The Collection Two

photo Maarten Laupman
photo Maarten Laupman

Anniversary exhibition from 17 January 2009

Museum Boijmans Van Beuningen is 160 years old this year. To celebrate this anniversary the museum’s collections are being presented in new displays from 17 January 2009. For the first time the museum’s world-famous collection of prints and drawings is being combined with paintings, sculpture, the applied arts and design. The museum’s prints and drawings collection contains more than 80,000 works of art and is one of the most important collections in the world.

Two years ago the museum opened its chronological displays entitled ‘The Collection One’. ‘The Collection Two’ highlights the largest yet least visible aspect of the museum’s collection. Works on paper are fragile and sensitive to light and so are rarely exhibited publicly. ‘The Collection Two’ presents the prints and drawings alongside paintings, sculptures and household items from the same period, thus emphasising the functional relationships between the various art forms. The public will gain an insight into the meaning, context and creative processes behind the works of art.

+===+

* Problem set
1. Return everything in the anniversary exhibition text from "Museum Boijmans Van" down to "in the world.", copied word for word.
2. Translate this sentence from the anniversary exhibition text into Spanish: "Works on paper are fragile and sensitive to light and so are rarely exhibited publicly."
The rows have nothing to do with this text.

* Recorded information
+===+

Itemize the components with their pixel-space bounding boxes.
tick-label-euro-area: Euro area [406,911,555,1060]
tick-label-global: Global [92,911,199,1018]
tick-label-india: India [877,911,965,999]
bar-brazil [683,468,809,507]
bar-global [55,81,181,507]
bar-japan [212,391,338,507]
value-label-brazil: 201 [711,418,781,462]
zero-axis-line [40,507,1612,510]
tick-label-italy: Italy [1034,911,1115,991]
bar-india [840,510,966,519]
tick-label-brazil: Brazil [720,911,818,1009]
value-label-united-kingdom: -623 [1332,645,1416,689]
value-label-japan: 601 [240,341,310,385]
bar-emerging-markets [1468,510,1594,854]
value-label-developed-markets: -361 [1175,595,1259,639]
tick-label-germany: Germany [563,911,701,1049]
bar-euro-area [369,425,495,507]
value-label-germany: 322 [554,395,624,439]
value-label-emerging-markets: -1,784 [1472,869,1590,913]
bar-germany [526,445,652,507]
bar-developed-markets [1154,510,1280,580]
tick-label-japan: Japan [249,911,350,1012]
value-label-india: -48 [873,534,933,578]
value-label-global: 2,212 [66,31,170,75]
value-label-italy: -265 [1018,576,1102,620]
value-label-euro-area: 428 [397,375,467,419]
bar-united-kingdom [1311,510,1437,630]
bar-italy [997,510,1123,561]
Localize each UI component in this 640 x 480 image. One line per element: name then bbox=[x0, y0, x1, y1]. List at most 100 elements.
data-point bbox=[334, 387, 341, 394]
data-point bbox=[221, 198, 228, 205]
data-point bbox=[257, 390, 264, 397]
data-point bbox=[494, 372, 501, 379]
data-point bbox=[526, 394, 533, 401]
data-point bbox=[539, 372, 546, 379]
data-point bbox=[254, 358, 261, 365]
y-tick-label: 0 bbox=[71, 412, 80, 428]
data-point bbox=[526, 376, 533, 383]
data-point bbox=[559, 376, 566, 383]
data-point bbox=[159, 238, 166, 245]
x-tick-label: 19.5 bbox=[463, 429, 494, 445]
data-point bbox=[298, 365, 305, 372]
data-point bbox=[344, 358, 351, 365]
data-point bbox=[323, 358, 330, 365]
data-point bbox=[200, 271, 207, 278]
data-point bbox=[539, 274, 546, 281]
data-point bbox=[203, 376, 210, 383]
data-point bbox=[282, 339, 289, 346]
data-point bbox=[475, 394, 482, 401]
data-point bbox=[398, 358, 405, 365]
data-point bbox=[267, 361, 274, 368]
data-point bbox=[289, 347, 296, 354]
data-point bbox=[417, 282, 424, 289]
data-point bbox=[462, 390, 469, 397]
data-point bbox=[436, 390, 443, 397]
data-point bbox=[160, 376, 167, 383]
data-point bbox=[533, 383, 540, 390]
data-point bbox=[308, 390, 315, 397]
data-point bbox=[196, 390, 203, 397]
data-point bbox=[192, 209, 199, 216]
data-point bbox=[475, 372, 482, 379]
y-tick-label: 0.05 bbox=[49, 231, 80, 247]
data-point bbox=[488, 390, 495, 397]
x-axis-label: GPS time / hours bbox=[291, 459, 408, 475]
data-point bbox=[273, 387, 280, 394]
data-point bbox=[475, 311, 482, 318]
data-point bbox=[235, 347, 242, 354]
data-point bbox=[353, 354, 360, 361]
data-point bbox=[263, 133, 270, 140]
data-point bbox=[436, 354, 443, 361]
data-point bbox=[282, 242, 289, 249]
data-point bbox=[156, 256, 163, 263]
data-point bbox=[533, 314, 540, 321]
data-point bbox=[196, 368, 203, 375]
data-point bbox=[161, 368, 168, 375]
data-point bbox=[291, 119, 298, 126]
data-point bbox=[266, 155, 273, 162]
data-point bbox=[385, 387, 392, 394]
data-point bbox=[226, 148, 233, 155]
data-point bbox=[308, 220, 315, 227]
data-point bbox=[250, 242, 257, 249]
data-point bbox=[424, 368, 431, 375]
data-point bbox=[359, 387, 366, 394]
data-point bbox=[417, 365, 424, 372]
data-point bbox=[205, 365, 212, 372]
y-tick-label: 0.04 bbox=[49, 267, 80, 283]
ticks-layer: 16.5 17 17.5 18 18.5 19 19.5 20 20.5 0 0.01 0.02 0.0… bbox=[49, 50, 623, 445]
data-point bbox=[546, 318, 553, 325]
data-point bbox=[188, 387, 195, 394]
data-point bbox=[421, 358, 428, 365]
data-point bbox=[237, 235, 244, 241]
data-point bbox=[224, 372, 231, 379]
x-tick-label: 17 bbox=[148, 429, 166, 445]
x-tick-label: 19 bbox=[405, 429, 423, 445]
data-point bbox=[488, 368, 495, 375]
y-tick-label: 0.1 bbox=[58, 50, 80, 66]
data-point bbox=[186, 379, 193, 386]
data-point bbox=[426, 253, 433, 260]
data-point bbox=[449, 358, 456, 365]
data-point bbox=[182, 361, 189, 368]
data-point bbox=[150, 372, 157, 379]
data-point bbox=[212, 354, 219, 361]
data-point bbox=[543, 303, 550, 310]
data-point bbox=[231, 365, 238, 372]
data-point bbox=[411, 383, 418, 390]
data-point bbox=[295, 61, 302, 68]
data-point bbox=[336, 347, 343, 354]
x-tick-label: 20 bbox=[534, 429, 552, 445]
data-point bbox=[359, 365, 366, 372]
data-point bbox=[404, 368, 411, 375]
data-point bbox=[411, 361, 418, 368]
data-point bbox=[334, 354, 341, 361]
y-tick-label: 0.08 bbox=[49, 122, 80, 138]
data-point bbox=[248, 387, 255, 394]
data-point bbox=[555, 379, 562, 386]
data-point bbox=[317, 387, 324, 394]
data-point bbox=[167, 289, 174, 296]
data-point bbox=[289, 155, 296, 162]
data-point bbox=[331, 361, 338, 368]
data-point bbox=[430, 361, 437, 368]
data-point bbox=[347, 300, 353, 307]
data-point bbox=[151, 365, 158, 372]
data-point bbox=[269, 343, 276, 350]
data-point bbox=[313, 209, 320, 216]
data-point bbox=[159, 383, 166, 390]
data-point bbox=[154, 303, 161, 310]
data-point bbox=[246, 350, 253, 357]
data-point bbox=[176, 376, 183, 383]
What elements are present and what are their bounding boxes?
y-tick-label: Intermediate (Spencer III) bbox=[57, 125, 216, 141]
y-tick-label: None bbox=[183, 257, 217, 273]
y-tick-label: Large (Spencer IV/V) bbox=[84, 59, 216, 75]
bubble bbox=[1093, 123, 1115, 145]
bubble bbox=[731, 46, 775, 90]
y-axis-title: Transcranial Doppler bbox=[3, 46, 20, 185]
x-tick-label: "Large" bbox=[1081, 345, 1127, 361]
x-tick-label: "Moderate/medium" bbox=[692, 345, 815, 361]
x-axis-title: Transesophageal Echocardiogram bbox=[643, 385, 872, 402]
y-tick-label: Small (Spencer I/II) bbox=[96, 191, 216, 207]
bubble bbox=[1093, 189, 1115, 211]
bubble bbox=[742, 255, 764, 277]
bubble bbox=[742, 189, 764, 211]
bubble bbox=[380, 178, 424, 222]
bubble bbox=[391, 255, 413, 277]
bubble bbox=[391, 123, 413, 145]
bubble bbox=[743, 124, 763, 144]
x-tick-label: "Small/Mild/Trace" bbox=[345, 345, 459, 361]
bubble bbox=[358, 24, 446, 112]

+===+

* Task-by-task answers
1.
Museum Boijmans Van Beuningen is 160 years old this year. To celebrate this anniversary the museum’s collections are being presented in new displays from 17 January 2009. For the first time the museum’s world-famous collection of prints and drawings is being combined with paintings, sculpture, the applied arts and design. The museum’s prints and drawings collection contains more than 80,000 works of art and is one of the most important collections in the world.

2. Las obras sobre papel son frágiles y sensibles a la luz, por lo que rara vez se exhiben al público.